■ Aim
The data below is to be returned in full and exactly.

■ Record list
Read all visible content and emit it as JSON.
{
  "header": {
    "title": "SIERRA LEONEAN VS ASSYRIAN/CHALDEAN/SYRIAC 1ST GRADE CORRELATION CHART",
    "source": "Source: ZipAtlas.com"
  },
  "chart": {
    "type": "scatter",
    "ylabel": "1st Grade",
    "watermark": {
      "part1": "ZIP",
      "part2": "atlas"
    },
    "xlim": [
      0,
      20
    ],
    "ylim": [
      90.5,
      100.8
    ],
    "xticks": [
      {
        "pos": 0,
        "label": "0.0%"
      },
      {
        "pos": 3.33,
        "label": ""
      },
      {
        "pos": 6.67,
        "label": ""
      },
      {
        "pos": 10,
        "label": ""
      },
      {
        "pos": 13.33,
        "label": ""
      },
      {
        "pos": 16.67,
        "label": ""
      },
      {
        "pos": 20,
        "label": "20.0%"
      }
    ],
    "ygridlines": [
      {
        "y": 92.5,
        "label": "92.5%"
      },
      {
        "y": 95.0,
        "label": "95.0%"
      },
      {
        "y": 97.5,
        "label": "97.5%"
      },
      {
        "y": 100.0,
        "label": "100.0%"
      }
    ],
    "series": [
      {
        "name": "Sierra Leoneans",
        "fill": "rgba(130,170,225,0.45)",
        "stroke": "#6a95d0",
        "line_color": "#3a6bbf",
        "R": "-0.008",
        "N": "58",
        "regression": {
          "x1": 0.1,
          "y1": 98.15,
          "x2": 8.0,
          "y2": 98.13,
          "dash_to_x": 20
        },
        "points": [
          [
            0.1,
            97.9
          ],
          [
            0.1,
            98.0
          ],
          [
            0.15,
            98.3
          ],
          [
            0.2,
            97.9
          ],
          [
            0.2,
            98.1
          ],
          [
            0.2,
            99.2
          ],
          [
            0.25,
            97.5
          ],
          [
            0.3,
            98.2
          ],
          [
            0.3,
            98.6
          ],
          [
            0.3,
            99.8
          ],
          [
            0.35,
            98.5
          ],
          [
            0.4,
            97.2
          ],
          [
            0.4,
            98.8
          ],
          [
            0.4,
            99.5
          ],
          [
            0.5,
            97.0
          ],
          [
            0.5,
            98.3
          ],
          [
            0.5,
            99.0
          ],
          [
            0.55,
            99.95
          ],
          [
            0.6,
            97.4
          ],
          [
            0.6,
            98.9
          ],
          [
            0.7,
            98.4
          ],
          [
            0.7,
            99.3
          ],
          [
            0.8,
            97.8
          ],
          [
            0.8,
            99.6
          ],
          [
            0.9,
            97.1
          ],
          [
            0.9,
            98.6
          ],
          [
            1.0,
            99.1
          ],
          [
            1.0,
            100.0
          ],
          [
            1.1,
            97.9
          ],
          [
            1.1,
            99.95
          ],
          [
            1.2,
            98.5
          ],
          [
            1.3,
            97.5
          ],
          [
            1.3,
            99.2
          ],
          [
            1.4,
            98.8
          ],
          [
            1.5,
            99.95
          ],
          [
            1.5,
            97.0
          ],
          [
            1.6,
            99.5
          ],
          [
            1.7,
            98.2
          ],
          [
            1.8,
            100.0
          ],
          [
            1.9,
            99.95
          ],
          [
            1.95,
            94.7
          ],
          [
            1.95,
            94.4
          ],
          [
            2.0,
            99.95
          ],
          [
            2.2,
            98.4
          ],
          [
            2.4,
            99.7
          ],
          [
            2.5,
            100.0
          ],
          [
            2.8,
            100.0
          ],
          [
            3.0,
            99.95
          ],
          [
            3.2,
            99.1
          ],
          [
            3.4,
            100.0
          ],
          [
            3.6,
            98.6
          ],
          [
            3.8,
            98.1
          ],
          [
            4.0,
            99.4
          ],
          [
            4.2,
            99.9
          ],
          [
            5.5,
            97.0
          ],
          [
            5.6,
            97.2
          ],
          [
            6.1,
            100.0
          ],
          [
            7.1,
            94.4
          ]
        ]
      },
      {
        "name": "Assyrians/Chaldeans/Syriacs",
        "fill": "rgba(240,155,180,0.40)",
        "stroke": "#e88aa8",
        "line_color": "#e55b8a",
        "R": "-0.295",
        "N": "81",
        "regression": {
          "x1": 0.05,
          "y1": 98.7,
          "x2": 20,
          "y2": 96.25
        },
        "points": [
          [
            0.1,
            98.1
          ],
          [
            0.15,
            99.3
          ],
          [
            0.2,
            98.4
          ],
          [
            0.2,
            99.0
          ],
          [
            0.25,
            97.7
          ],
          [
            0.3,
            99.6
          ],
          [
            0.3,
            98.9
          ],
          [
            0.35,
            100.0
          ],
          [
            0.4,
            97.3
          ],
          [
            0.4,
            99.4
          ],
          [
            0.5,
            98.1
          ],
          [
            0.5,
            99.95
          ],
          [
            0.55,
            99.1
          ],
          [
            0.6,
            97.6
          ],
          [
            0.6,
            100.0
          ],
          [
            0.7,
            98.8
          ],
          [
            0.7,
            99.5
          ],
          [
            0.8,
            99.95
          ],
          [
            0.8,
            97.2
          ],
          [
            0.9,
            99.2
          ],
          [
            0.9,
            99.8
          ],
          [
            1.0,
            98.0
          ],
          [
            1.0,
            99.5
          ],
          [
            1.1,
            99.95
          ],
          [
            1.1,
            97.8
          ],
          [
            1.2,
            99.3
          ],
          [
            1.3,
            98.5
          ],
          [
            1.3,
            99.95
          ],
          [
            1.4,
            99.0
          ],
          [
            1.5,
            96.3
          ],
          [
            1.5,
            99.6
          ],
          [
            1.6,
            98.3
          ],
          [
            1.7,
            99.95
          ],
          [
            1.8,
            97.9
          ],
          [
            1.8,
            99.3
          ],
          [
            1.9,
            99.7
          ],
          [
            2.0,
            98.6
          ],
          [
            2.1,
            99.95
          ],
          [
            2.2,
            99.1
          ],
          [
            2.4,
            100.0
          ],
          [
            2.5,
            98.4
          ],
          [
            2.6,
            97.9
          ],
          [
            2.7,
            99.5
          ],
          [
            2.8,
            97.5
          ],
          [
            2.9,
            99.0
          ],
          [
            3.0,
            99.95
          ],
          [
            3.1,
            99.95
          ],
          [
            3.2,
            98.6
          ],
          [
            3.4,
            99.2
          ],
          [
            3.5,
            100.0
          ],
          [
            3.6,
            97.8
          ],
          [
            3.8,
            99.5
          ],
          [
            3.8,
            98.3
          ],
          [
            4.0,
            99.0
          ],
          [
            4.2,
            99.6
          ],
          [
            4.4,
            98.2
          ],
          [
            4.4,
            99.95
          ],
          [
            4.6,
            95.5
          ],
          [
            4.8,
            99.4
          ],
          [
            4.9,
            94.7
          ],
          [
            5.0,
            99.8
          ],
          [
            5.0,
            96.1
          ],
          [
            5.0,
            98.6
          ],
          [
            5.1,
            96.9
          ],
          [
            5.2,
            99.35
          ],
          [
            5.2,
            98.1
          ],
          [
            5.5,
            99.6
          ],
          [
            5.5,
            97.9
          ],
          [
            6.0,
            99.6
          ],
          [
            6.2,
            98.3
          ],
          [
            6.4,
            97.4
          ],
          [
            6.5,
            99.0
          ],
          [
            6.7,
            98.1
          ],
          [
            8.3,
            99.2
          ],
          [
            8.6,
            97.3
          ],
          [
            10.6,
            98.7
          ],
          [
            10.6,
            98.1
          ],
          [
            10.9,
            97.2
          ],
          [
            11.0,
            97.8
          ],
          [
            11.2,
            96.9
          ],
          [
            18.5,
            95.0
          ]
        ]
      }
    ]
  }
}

■ Worked solution
Read all visible content and emit it as JSON.
{
  "header": {
    "title": "SIERRA LEONEAN VS ASSYRIAN/CHALDEAN/SYRIAC 1ST GRADE CORRELATION CHART",
    "source": "Source: ZipAtlas.com"
  },
  "chart": {
    "type": "scatter",
    "ylabel": "1st Grade",
    "watermark": {
      "part1": "ZIP",
      "part2": "atlas"
    },
    "xlim": [
      0,
      20
    ],
    "ylim": [
      90.5,
      100.8
    ],
    "xticks": [
      {
        "pos": 0,
        "label": "0.0%"
      },
      {
        "pos": 3.33,
        "label": ""
      },
      {
        "pos": 6.67,
        "label": ""
      },
      {
        "pos": 10,
        "label": ""
      },
      {
        "pos": 13.33,
        "label": ""
      },
      {
        "pos": 16.67,
        "label": ""
      },
      {
        "pos": 20,
        "label": "20.0%"
      }
    ],
    "ygridlines": [
      {
        "y": 92.5,
        "label": "92.5%"
      },
      {
        "y": 95.0,
        "label": "95.0%"
      },
      {
        "y": 97.5,
        "label": "97.5%"
      },
      {
        "y": 100.0,
        "label": "100.0%"
      }
    ],
    "series": [
      {
        "name": "Sierra Leoneans",
        "fill": "rgba(130,170,225,0.45)",
        "stroke": "#6a95d0",
        "line_color": "#3a6bbf",
        "R": "-0.008",
        "N": "58",
        "regression": {
          "x1": 0.1,
          "y1": 98.15,
          "x2": 8.0,
          "y2": 98.13,
          "dash_to_x": 20
        },
        "points": [
          [
            0.1,
            97.9
          ],
          [
            0.1,
            98.0
          ],
          [
            0.15,
            98.3
          ],
          [
            0.2,
            97.9
          ],
          [
            0.2,
            98.1
          ],
          [
            0.2,
            99.2
          ],
          [
            0.25,
            97.5
          ],
          [
            0.3,
            98.2
          ],
          [
            0.3,
            98.6
          ],
          [
            0.3,
            99.8
          ],
          [
            0.35,
            98.5
          ],
          [
            0.4,
            97.2
          ],
          [
            0.4,
            98.8
          ],
          [
            0.4,
            99.5
          ],
          [
            0.5,
            97.0
          ],
          [
            0.5,
            98.3
          ],
          [
            0.5,
            99.0
          ],
          [
            0.55,
            99.95
          ],
          [
            0.6,
            97.4
          ],
          [
            0.6,
            98.9
          ],
          [
            0.7,
            98.4
          ],
          [
            0.7,
            99.3
          ],
          [
            0.8,
            97.8
          ],
          [
            0.8,
            99.6
          ],
          [
            0.9,
            97.1
          ],
          [
            0.9,
            98.6
          ],
          [
            1.0,
            99.1
          ],
          [
            1.0,
            100.0
          ],
          [
            1.1,
            97.9
          ],
          [
            1.1,
            99.95
          ],
          [
            1.2,
            98.5
          ],
          [
            1.3,
            97.5
          ],
          [
            1.3,
            99.2
          ],
          [
            1.4,
            98.8
          ],
          [
            1.5,
            99.95
          ],
          [
            1.5,
            97.0
          ],
          [
            1.6,
            99.5
          ],
          [
            1.7,
            98.2
          ],
          [
            1.8,
            100.0
          ],
          [
            1.9,
            99.95
          ],
          [
            1.95,
            94.7
          ],
          [
            1.95,
            94.4
          ],
          [
            2.0,
            99.95
          ],
          [
            2.2,
            98.4
          ],
          [
            2.4,
            99.7
          ],
          [
            2.5,
            100.0
          ],
          [
            2.8,
            100.0
          ],
          [
            3.0,
            99.95
          ],
          [
            3.2,
            99.1
          ],
          [
            3.4,
            100.0
          ],
          [
            3.6,
            98.6
          ],
          [
            3.8,
            98.1
          ],
          [
            4.0,
            99.4
          ],
          [
            4.2,
            99.9
          ],
          [
            5.5,
            97.0
          ],
          [
            5.6,
            97.2
          ],
          [
            6.1,
            100.0
          ],
          [
            7.1,
            94.4
          ]
        ]
      },
      {
        "name": "Assyrians/Chaldeans/Syriacs",
        "fill": "rgba(240,155,180,0.40)",
        "stroke": "#e88aa8",
        "line_color": "#e55b8a",
        "R": "-0.295",
        "N": "81",
        "regression": {
          "x1": 0.05,
          "y1": 98.7,
          "x2": 20,
          "y2": 96.25
        },
        "points": [
          [
            0.1,
            98.1
          ],
          [
            0.15,
            99.3
          ],
          [
            0.2,
            98.4
          ],
          [
            0.2,
            99.0
          ],
          [
            0.25,
            97.7
          ],
          [
            0.3,
            99.6
          ],
          [
            0.3,
            98.9
          ],
          [
            0.35,
            100.0
          ],
          [
            0.4,
            97.3
          ],
          [
            0.4,
            99.4
          ],
          [
            0.5,
            98.1
          ],
          [
            0.5,
            99.95
          ],
          [
            0.55,
            99.1
          ],
          [
            0.6,
            97.6
          ],
          [
            0.6,
            100.0
          ],
          [
            0.7,
            98.8
          ],
          [
            0.7,
            99.5
          ],
          [
            0.8,
            99.95
          ],
          [
            0.8,
            97.2
          ],
          [
            0.9,
            99.2
          ],
          [
            0.9,
            99.8
          ],
          [
            1.0,
            98.0
          ],
          [
            1.0,
            99.5
          ],
          [
            1.1,
            99.95
          ],
          [
            1.1,
            97.8
          ],
          [
            1.2,
            99.3
          ],
          [
            1.3,
            98.5
          ],
          [
            1.3,
            99.95
          ],
          [
            1.4,
            99.0
          ],
          [
            1.5,
            96.3
          ],
          [
            1.5,
            99.6
          ],
          [
            1.6,
            98.3
          ],
          [
            1.7,
            99.95
          ],
          [
            1.8,
            97.9
          ],
          [
            1.8,
            99.3
          ],
          [
            1.9,
            99.7
          ],
          [
            2.0,
            98.6
          ],
          [
            2.1,
            99.95
          ],
          [
            2.2,
            99.1
          ],
          [
            2.4,
            100.0
          ],
          [
            2.5,
            98.4
          ],
          [
            2.6,
            97.9
          ],
          [
            2.7,
            99.5
          ],
          [
            2.8,
            97.5
          ],
          [
            2.9,
            99.0
          ],
          [
            3.0,
            99.95
          ],
          [
            3.1,
            99.95
          ],
          [
            3.2,
            98.6
          ],
          [
            3.4,
            99.2
          ],
          [
            3.5,
            100.0
          ],
          [
            3.6,
            97.8
          ],
          [
            3.8,
            99.5
          ],
          [
            3.8,
            98.3
          ],
          [
            4.0,
            99.0
          ],
          [
            4.2,
            99.6
          ],
          [
            4.4,
            98.2
          ],
          [
            4.4,
            99.95
          ],
          [
            4.6,
            95.5
          ],
          [
            4.8,
            99.4
          ],
          [
            4.9,
            94.7
          ],
          [
            5.0,
            99.8
          ],
          [
            5.0,
            96.1
          ],
          [
            5.0,
            98.6
          ],
          [
            5.1,
            96.9
          ],
          [
            5.2,
            99.35
          ],
          [
            5.2,
            98.1
          ],
          [
            5.5,
            99.6
          ],
          [
            5.5,
            97.9
          ],
          [
            6.0,
            99.6
          ],
          [
            6.2,
            98.3
          ],
          [
            6.4,
            97.4
          ],
          [
            6.5,
            99.0
          ],
          [
            6.7,
            98.1
          ],
          [
            8.3,
            99.2
          ],
          [
            8.6,
            97.3
          ],
          [
            10.6,
            98.7
          ],
          [
            10.6,
            98.1
          ],
          [
            10.9,
            97.2
          ],
          [
            11.0,
            97.8
          ],
          [
            11.2,
            96.9
          ],
          [
            18.5,
            95.0
          ]
        ]
      }
    ]
  }
}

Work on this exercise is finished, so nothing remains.